[PAGE]:
————————
Ireland and the single monetary policy

Ireland adopted the euro at its inception in January 1999 and became part of a large monetary union.

This was not something fundamentally new in Ireland, however, as until 1979 Ireland had participated

in a currency area with sterling for over one hundred and fifty years previously; the Irish currency and

sterling were amalgamated at parity in 1826. With the introduction of the Irish pound in the late 1920s,

there was a no-margins one-for-one link between the Irish pound and sterling which prevailed until

1979. Coupled with complete freedom of capital mobility, this resulted in virtually the same levels of

interest rates in Ireland and the UK. Given the high degree of trade integration as well as capital and

labour mobility which existed during this period, it could be argued that this exchange rate regime was

an entirely natural phenomenon; in this regard, Ireland and the UK could have been regarded as an

optimum currency area.
————————
[RECORDS SUPPLIED]:
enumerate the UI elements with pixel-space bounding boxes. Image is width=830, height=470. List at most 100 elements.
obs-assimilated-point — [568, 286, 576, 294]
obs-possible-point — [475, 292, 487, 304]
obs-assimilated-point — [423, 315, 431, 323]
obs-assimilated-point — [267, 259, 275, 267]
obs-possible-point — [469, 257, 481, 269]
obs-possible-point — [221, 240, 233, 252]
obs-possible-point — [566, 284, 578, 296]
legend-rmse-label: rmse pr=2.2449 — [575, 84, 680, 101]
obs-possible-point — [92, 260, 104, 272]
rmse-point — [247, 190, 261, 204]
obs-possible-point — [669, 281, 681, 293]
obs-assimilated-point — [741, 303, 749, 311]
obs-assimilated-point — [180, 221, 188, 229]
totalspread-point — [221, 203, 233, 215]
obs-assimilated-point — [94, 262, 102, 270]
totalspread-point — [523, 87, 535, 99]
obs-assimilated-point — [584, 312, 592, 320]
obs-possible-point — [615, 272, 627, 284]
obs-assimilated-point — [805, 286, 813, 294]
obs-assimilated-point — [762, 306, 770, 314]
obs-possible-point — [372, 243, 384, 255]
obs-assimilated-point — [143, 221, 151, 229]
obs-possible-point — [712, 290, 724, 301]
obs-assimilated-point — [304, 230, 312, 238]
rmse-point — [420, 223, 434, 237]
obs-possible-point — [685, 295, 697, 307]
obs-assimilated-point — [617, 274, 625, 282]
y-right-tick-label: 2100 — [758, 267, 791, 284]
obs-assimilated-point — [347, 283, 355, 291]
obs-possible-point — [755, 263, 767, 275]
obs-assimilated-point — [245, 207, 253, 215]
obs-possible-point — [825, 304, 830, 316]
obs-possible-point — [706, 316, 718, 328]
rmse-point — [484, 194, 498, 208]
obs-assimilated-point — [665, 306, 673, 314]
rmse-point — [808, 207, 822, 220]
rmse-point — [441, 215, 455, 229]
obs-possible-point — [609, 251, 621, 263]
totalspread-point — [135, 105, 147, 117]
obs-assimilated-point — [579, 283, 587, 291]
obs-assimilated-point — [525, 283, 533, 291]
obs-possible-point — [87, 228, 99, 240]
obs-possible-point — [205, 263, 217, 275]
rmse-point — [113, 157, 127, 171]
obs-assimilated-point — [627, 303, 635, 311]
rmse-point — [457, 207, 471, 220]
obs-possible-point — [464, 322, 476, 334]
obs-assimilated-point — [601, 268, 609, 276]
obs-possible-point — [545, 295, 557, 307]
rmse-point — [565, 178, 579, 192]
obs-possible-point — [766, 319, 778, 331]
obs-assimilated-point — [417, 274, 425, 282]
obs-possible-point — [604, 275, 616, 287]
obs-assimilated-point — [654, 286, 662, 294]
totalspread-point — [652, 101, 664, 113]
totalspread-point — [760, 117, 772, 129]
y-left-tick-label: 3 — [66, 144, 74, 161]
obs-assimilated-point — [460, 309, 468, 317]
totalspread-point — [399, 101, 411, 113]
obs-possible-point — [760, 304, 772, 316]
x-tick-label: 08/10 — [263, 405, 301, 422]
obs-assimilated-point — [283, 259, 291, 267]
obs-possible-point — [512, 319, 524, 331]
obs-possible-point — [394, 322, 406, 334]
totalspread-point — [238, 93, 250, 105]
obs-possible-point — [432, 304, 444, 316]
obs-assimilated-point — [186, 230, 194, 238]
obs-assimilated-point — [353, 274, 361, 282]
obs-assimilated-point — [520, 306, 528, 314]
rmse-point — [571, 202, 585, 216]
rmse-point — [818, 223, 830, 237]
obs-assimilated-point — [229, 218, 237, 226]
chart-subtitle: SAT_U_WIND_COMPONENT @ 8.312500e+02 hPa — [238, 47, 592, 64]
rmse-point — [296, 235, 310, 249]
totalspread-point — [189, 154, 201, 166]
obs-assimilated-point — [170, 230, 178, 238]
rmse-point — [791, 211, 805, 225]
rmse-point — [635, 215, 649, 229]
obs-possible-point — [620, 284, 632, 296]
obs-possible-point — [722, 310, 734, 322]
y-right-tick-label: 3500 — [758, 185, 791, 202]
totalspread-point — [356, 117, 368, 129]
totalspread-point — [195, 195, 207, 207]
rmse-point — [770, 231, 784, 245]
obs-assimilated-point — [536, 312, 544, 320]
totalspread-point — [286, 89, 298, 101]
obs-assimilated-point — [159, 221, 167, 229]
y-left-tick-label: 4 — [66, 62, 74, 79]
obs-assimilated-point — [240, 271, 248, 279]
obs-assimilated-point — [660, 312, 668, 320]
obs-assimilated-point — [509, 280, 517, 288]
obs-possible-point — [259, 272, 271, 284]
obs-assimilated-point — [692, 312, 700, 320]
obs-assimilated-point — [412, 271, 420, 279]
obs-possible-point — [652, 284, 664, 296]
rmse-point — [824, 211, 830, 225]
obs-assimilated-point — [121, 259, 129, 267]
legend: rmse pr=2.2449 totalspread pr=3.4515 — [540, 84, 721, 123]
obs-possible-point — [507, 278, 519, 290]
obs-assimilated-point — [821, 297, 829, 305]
————————
[WRITTEN TASKS]:
1) In the passage on Ireland and the single monetary policy, in what year were the Irish currency and sterling amalgamated at parity?
2) Print the passage on Ireland and the single monetary policy from "there was a" up to and including "optimum currency area.".

[SOLUTIONS TO THE PROBLEMS]:
1) 1826

2)
there was a no-margins one-for-one link between the Irish pound and sterling which prevailed until

1979. Coupled with complete freedom of capital mobility, this resulted in virtually the same levels of

interest rates in Ireland and the UK. Given the high degree of trade integration as well as capital and

labour mobility which existed during this period, it could be argued that this exchange rate regime was

an entirely natural phenomenon; in this regard, Ireland and the UK could have been regarded as an

optimum currency area.